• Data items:
Segment Open

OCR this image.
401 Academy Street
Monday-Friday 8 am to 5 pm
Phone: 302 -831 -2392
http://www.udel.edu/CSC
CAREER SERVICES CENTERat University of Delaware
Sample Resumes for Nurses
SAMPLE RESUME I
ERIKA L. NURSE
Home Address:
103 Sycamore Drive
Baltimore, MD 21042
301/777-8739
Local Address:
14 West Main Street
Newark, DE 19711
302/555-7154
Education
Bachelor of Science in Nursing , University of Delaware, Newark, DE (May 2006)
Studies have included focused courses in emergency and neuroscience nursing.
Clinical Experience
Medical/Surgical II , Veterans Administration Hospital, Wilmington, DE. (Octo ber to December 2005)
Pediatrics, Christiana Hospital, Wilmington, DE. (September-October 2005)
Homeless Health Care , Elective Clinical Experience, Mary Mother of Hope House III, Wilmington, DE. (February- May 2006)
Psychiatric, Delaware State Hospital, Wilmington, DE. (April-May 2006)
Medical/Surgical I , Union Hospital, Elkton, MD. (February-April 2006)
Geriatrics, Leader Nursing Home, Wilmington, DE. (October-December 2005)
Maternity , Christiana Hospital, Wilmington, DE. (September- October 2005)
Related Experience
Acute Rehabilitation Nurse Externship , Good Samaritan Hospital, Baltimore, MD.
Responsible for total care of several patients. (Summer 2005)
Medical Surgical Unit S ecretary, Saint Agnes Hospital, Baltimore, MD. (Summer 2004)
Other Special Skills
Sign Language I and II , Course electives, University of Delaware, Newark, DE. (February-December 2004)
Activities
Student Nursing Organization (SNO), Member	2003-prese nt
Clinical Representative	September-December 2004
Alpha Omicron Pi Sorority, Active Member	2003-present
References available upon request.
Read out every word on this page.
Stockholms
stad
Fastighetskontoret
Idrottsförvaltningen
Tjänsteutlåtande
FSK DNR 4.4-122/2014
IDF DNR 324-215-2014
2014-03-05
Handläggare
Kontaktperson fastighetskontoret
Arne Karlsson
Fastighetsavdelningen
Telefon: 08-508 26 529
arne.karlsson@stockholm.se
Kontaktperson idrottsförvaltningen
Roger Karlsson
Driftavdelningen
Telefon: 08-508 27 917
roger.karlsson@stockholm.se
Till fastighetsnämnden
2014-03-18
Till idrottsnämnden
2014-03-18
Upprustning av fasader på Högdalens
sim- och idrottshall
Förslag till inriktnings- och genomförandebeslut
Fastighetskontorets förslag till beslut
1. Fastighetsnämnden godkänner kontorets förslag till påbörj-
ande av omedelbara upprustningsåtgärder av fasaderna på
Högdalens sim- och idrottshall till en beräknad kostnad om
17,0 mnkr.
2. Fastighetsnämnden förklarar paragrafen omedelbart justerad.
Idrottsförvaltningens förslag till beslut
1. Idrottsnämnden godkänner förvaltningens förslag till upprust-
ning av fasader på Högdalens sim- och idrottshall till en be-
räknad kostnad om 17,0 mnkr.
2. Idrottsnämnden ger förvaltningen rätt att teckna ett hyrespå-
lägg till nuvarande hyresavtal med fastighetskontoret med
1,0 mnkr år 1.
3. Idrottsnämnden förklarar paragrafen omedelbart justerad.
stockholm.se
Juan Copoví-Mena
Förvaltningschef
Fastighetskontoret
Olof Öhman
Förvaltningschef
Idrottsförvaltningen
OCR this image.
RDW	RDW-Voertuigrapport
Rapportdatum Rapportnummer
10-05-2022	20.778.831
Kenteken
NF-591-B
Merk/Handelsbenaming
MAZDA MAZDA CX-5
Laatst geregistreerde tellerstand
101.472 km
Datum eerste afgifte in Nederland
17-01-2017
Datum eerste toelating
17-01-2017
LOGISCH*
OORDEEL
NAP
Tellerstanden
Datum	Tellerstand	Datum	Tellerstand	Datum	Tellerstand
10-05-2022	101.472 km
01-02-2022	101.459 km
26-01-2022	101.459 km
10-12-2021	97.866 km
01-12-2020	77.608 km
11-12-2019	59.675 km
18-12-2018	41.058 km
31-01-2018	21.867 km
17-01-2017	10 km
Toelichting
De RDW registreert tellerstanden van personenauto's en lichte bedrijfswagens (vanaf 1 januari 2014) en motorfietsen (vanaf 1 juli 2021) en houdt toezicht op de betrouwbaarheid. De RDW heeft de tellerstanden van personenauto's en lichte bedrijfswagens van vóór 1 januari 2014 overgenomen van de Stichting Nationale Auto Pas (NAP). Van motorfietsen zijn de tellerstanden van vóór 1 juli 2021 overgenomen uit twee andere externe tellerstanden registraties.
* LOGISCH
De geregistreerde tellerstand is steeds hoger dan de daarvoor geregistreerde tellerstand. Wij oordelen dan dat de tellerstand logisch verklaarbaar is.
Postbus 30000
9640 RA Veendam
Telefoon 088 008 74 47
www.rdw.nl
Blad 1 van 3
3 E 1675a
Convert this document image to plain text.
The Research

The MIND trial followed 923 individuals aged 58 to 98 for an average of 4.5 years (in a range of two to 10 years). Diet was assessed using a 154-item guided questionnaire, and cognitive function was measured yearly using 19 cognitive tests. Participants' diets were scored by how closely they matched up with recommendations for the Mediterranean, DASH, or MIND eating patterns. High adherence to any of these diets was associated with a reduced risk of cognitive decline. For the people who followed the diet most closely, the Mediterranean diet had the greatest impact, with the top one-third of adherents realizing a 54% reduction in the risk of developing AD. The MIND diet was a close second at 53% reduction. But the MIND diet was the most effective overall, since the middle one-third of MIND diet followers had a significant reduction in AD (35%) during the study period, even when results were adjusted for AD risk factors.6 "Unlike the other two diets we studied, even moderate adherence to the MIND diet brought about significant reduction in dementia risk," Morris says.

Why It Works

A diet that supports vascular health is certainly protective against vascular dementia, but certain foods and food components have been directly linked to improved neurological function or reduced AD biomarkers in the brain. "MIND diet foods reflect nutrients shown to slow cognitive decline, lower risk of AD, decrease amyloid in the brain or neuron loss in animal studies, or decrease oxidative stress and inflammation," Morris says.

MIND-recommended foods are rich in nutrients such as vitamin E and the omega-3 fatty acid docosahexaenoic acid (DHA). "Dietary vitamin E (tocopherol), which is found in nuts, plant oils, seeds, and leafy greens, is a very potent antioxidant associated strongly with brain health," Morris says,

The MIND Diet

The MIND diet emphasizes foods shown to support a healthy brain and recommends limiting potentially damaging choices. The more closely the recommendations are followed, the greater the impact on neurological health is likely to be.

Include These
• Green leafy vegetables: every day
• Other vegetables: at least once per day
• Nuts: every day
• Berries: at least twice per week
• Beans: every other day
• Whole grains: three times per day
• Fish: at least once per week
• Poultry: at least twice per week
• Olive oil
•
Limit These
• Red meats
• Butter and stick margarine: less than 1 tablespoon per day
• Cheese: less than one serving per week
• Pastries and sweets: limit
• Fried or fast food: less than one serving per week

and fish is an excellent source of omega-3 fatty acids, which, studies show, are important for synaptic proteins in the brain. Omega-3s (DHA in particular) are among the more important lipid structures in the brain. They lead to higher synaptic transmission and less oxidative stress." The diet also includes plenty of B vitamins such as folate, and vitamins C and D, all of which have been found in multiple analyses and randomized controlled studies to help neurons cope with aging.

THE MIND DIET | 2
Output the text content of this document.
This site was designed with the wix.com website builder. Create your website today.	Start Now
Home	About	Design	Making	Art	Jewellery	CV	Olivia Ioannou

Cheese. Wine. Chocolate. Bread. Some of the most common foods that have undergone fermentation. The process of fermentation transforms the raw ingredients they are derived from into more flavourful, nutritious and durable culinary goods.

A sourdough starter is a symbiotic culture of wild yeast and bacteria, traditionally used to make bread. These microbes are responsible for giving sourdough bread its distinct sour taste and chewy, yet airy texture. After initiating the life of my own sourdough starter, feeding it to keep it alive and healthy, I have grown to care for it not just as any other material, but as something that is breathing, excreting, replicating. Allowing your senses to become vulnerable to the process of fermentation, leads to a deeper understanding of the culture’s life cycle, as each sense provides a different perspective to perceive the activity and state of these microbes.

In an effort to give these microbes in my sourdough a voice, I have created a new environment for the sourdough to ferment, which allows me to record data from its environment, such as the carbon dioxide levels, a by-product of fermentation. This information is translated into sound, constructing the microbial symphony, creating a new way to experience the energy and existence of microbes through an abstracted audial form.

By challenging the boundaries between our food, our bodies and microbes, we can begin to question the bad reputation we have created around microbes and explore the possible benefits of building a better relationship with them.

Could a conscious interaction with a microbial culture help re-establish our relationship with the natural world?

Segment Closed

• Instructions to follow: Look above for lines with the word "every" and copy them all.

• Written answer:
Read out every word on this page.
• Green leafy vegetables: every day
• Nuts: every day
• Beans: every other day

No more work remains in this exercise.